Set exercise –
Go through the lines below. Copy those with "Documents".

Available data –
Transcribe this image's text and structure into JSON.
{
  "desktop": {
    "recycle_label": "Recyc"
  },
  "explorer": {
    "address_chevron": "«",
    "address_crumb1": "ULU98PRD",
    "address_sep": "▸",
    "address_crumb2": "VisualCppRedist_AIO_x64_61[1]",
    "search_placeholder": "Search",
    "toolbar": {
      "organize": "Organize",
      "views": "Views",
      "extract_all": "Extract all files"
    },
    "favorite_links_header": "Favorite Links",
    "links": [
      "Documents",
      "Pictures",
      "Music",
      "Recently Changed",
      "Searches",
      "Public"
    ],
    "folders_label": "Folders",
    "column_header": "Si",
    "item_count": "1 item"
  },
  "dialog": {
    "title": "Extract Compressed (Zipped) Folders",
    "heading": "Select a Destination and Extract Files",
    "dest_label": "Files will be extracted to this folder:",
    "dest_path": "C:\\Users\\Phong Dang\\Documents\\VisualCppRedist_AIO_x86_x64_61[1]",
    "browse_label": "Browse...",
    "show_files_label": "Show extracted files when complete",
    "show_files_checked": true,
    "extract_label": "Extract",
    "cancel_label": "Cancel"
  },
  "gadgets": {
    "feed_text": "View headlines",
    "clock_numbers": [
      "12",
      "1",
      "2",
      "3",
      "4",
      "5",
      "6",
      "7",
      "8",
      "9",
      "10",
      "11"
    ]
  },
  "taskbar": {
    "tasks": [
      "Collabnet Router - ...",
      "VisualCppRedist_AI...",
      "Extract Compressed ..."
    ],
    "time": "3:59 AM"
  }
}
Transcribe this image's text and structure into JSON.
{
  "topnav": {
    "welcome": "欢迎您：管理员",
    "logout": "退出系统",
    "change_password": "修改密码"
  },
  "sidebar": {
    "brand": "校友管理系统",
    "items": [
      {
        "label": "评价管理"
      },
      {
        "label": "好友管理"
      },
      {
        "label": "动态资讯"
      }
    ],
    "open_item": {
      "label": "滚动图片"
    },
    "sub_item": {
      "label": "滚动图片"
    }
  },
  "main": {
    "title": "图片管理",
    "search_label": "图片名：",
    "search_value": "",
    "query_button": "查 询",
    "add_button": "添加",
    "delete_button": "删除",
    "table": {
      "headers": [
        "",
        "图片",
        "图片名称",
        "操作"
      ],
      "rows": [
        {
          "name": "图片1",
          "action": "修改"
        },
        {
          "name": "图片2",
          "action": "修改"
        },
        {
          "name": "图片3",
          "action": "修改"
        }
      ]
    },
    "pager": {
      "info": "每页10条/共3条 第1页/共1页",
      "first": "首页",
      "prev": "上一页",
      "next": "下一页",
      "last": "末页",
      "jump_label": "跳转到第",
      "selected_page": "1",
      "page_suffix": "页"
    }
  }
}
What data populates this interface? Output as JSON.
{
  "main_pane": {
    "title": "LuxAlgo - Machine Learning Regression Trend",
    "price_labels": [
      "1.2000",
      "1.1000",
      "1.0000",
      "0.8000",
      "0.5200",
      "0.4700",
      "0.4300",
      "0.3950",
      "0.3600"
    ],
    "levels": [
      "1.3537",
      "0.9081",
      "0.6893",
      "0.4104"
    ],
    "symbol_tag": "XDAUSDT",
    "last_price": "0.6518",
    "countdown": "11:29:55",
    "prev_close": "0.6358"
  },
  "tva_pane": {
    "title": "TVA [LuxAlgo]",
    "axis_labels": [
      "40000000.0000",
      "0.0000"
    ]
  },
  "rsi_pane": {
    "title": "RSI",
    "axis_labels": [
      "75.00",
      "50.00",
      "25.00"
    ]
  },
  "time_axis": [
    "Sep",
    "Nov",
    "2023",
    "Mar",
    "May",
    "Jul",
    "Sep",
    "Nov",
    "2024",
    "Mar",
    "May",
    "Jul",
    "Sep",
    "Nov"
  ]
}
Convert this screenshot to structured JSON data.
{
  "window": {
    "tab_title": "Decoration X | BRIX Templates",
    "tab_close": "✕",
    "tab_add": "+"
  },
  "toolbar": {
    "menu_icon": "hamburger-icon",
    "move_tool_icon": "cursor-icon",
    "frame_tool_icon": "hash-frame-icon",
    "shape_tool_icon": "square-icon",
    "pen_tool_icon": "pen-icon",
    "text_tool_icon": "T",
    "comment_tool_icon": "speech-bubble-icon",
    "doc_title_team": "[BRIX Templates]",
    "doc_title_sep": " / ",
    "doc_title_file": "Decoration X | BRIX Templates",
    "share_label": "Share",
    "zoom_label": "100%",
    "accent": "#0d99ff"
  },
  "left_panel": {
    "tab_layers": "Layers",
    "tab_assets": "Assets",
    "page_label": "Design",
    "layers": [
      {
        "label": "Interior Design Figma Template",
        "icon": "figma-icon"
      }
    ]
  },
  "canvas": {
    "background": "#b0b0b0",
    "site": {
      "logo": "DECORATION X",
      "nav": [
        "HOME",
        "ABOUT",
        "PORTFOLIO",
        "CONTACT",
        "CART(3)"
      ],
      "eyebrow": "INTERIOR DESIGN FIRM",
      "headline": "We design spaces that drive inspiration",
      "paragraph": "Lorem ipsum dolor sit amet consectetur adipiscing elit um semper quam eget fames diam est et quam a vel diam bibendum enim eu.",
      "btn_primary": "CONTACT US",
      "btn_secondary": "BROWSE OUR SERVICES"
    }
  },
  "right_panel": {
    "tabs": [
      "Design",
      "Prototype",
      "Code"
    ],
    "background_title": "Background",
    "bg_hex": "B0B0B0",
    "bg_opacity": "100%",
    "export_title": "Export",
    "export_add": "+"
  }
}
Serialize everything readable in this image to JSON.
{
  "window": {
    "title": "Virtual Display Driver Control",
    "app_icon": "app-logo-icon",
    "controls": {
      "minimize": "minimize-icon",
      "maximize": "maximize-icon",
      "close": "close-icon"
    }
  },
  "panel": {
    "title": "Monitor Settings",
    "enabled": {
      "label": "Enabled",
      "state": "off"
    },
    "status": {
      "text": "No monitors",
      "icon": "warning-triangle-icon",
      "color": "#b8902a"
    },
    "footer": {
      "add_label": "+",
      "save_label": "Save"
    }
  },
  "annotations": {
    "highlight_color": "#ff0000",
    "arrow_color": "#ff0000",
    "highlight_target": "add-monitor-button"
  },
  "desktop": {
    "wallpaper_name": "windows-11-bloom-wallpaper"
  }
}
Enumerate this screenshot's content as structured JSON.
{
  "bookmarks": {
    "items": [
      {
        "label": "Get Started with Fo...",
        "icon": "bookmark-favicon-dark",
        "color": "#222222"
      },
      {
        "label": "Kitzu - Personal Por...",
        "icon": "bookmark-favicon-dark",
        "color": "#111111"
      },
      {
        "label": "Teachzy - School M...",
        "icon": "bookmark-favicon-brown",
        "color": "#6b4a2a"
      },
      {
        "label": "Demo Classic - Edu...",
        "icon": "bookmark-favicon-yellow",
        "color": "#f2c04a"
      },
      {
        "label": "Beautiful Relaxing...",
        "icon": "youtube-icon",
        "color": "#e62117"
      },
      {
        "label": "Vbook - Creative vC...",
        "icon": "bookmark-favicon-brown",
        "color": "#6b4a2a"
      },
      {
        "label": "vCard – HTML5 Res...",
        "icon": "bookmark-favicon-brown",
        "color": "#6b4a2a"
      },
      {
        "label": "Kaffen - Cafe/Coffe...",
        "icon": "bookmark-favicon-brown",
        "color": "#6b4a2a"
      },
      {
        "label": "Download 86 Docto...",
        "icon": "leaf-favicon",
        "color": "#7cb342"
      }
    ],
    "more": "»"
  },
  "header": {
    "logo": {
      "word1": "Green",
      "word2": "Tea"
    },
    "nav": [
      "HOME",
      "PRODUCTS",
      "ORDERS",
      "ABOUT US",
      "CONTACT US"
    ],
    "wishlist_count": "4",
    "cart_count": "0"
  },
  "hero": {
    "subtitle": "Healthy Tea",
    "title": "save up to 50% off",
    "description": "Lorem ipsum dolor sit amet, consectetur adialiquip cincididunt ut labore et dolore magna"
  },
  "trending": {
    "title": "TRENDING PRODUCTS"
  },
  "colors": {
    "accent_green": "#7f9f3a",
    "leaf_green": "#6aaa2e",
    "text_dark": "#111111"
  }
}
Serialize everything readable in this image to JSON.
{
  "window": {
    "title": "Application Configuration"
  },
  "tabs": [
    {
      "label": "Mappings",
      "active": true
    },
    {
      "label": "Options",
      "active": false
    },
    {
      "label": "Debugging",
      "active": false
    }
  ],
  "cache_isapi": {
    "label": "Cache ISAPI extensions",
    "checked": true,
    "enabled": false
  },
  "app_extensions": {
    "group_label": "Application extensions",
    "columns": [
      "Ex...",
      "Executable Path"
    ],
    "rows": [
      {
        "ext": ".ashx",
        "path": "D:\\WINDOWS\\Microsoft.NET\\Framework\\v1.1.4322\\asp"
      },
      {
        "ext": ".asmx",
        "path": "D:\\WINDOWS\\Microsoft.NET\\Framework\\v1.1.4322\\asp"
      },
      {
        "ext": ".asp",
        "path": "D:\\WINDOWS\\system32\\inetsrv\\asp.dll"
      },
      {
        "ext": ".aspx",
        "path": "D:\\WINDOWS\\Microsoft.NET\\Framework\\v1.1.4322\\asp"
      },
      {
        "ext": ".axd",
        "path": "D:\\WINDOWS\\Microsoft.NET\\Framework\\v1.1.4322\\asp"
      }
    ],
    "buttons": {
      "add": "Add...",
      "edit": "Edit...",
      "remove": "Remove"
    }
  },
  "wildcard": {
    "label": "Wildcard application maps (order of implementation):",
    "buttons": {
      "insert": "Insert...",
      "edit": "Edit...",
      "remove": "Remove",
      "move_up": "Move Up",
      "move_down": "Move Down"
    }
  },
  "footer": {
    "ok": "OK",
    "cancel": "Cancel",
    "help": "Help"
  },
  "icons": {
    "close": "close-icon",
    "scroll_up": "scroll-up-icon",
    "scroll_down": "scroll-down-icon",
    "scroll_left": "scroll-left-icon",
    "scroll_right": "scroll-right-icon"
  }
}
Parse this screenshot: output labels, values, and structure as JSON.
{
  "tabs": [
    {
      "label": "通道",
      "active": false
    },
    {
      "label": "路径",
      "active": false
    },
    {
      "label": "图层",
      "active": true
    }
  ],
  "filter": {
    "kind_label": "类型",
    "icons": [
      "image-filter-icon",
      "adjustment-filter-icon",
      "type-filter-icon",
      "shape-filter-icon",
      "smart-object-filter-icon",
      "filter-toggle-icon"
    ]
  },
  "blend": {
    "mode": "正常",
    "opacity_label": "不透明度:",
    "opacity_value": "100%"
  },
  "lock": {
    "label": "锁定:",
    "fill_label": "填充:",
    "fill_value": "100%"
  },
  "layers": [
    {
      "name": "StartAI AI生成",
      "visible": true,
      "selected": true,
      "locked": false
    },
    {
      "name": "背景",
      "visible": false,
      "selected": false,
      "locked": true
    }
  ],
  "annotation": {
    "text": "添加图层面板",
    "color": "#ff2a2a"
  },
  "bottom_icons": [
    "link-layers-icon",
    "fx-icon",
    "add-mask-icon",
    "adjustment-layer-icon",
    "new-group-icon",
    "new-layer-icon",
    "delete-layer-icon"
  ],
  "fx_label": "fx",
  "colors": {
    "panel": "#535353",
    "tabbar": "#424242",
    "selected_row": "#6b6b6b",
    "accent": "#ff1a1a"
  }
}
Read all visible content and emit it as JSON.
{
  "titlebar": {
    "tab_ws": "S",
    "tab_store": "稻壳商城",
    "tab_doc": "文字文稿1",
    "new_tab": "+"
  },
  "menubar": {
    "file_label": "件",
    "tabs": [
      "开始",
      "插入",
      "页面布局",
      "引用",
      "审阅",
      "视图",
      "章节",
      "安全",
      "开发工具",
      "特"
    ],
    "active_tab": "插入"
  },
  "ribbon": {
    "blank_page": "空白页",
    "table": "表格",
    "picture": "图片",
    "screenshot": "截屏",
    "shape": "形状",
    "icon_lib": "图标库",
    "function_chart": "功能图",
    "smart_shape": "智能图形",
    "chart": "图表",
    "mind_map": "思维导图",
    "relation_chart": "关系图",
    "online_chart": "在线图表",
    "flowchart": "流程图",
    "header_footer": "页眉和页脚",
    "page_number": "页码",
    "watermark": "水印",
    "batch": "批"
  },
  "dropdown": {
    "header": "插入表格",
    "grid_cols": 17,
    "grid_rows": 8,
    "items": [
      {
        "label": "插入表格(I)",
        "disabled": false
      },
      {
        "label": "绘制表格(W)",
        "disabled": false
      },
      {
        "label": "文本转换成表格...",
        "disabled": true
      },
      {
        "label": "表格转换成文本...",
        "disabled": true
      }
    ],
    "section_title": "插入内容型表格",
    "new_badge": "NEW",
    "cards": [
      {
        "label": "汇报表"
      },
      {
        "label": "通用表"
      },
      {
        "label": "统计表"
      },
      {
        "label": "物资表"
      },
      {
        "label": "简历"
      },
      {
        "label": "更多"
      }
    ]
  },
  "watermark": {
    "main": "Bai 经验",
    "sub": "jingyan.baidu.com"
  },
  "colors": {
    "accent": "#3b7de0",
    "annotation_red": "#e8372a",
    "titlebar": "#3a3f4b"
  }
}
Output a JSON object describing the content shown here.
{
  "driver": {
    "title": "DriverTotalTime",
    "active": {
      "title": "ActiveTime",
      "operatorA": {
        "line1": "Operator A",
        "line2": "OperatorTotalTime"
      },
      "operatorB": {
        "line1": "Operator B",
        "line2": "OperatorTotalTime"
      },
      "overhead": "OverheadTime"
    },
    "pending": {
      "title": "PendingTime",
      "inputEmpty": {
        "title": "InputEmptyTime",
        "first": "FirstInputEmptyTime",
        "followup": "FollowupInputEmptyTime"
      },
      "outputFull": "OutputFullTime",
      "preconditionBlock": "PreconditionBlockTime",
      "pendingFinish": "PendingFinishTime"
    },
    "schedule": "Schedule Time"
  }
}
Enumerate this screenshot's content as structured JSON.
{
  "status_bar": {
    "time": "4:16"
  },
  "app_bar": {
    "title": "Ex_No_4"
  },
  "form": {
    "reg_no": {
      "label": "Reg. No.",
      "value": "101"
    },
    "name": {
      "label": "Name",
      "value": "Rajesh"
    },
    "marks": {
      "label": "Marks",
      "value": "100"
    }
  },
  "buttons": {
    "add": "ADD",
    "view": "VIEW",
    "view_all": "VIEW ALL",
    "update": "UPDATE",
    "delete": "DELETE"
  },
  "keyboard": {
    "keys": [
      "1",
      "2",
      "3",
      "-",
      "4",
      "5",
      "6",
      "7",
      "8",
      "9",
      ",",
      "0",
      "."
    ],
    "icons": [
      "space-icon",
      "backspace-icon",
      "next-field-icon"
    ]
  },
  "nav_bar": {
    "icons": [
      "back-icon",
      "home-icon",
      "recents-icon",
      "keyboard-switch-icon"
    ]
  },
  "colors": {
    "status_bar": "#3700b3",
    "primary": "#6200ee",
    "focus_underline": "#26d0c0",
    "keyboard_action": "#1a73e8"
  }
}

Completed exercise –
      "Documents",
    "dest_path": "C:\\Users\\Phong Dang\\Documents\\VisualCppRedist_AIO_x86_x64_61[1]",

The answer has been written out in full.